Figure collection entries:
........
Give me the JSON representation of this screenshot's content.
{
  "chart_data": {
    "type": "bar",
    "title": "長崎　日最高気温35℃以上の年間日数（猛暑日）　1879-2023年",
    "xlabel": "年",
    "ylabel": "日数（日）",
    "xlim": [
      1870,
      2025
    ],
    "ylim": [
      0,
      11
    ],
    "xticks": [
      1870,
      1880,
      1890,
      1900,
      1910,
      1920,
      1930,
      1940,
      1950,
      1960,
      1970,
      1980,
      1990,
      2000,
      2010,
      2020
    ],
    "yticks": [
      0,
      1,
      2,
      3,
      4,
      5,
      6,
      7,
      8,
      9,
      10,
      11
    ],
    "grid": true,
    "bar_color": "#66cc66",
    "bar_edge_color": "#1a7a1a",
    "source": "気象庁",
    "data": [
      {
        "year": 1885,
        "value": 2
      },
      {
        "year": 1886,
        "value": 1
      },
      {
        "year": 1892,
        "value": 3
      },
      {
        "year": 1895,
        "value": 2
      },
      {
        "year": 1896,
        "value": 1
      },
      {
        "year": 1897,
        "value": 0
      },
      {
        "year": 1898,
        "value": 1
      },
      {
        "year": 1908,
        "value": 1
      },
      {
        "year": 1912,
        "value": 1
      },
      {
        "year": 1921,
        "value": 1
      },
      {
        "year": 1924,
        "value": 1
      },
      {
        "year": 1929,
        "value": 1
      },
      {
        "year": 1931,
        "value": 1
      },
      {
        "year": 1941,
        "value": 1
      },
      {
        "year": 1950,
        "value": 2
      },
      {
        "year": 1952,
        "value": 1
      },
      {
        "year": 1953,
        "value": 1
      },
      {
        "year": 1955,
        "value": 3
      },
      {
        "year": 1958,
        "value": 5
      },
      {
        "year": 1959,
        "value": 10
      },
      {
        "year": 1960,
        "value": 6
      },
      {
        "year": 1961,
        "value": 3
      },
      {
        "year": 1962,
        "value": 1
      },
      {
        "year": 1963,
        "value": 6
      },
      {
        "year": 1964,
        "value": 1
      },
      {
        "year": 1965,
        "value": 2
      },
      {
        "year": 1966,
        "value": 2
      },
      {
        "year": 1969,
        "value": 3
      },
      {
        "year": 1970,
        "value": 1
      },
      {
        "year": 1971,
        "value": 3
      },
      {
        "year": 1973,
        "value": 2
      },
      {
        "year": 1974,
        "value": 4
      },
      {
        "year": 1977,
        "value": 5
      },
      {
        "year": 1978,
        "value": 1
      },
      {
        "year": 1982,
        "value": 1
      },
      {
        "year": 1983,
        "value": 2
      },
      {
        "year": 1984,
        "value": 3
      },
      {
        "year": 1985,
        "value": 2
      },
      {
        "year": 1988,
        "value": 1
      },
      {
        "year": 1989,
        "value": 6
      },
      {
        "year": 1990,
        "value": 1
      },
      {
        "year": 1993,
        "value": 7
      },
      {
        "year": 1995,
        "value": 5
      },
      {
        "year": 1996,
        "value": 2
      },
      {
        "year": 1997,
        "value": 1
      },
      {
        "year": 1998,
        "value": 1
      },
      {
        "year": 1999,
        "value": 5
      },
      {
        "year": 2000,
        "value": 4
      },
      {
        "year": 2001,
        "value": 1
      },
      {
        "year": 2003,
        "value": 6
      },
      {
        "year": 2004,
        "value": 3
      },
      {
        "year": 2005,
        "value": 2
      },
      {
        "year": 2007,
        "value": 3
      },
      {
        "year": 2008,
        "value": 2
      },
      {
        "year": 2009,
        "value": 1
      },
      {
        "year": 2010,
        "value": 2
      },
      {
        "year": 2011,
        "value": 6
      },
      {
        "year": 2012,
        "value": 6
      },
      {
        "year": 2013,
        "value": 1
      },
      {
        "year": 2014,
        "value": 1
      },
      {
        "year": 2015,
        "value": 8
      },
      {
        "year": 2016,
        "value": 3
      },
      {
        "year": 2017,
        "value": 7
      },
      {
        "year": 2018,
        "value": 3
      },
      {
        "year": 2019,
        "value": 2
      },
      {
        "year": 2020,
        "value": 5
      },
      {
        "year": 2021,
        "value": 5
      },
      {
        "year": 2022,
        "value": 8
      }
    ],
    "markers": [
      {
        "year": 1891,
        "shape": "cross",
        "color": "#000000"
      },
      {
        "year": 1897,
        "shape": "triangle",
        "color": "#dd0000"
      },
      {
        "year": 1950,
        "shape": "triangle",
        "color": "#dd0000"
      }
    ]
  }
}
........
### Challenge
Quote the data above in full, changing nothing.

### Written answer
Give me the JSON representation of this screenshot's content.
{
  "chart_data": {
    "type": "bar",
    "title": "長崎　日最高気温35℃以上の年間日数（猛暑日）　1879-2023年",
    "xlabel": "年",
    "ylabel": "日数（日）",
    "xlim": [
      1870,
      2025
    ],
    "ylim": [
      0,
      11
    ],
    "xticks": [
      1870,
      1880,
      1890,
      1900,
      1910,
      1920,
      1930,
      1940,
      1950,
      1960,
      1970,
      1980,
      1990,
      2000,
      2010,
      2020
    ],
    "yticks": [
      0,
      1,
      2,
      3,
      4,
      5,
      6,
      7,
      8,
      9,
      10,
      11
    ],
    "grid": true,
    "bar_color": "#66cc66",
    "bar_edge_color": "#1a7a1a",
    "source": "気象庁",
    "data": [
      {
        "year": 1885,
        "value": 2
      },
      {
        "year": 1886,
        "value": 1
      },
      {
        "year": 1892,
        "value": 3
      },
      {
        "year": 1895,
        "value": 2
      },
      {
        "year": 1896,
        "value": 1
      },
      {
        "year": 1897,
        "value": 0
      },
      {
        "year": 1898,
        "value": 1
      },
      {
        "year": 1908,
        "value": 1
      },
      {
        "year": 1912,
        "value": 1
      },
      {
        "year": 1921,
        "value": 1
      },
      {
        "year": 1924,
        "value": 1
      },
      {
        "year": 1929,
        "value": 1
      },
      {
        "year": 1931,
        "value": 1
      },
      {
        "year": 1941,
        "value": 1
      },
      {
        "year": 1950,
        "value": 2
      },
      {
        "year": 1952,
        "value": 1
      },
      {
        "year": 1953,
        "value": 1
      },
      {
        "year": 1955,
        "value": 3
      },
      {
        "year": 1958,
        "value": 5
      },
      {
        "year": 1959,
        "value": 10
      },
      {
        "year": 1960,
        "value": 6
      },
      {
        "year": 1961,
        "value": 3
      },
      {
        "year": 1962,
        "value": 1
      },
      {
        "year": 1963,
        "value": 6
      },
      {
        "year": 1964,
        "value": 1
      },
      {
        "year": 1965,
        "value": 2
      },
      {
        "year": 1966,
        "value": 2
      },
      {
        "year": 1969,
        "value": 3
      },
      {
        "year": 1970,
        "value": 1
      },
      {
        "year": 1971,
        "value": 3
      },
      {
        "year": 1973,
        "value": 2
      },
      {
        "year": 1974,
        "value": 4
      },
      {
        "year": 1977,
        "value": 5
      },
      {
        "year": 1978,
        "value": 1
      },
      {
        "year": 1982,
        "value": 1
      },
      {
        "year": 1983,
        "value": 2
      },
      {
        "year": 1984,
        "value": 3
      },
      {
        "year": 1985,
        "value": 2
      },
      {
        "year": 1988,
        "value": 1
      },
      {
        "year": 1989,
        "value": 6
      },
      {
        "year": 1990,
        "value": 1
      },
      {
        "year": 1993,
        "value": 7
      },
      {
        "year": 1995,
        "value": 5
      },
      {
        "year": 1996,
        "value": 2
      },
      {
        "year": 1997,
        "value": 1
      },
      {
        "year": 1998,
        "value": 1
      },
      {
        "year": 1999,
        "value": 5
      },
      {
        "year": 2000,
        "value": 4
      },
      {
        "year": 2001,
        "value": 1
      },
      {
        "year": 2003,
        "value": 6
      },
      {
        "year": 2004,
        "value": 3
      },
      {
        "year": 2005,
        "value": 2
      },
      {
        "year": 2007,
        "value": 3
      },
      {
        "year": 2008,
        "value": 2
      },
      {
        "year": 2009,
        "value": 1
      },
      {
        "year": 2010,
        "value": 2
      },
      {
        "year": 2011,
        "value": 6
      },
      {
        "year": 2012,
        "value": 6
      },
      {
        "year": 2013,
        "value": 1
      },
      {
        "year": 2014,
        "value": 1
      },
      {
        "year": 2015,
        "value": 8
      },
      {
        "year": 2016,
        "value": 3
      },
      {
        "year": 2017,
        "value": 7
      },
      {
        "year": 2018,
        "value": 3
      },
      {
        "year": 2019,
        "value": 2
      },
      {
        "year": 2020,
        "value": 5
      },
      {
        "year": 2021,
        "value": 5
      },
      {
        "year": 2022,
        "value": 8
      }
    ],
    "markers": [
      {
        "year": 1891,
        "shape": "cross",
        "color": "#000000"
      },
      {
        "year": 1897,
        "shape": "triangle",
        "color": "#dd0000"
      },
      {
        "year": 1950,
        "shape": "triangle",
        "color": "#dd0000"
      }
    ]
  }
}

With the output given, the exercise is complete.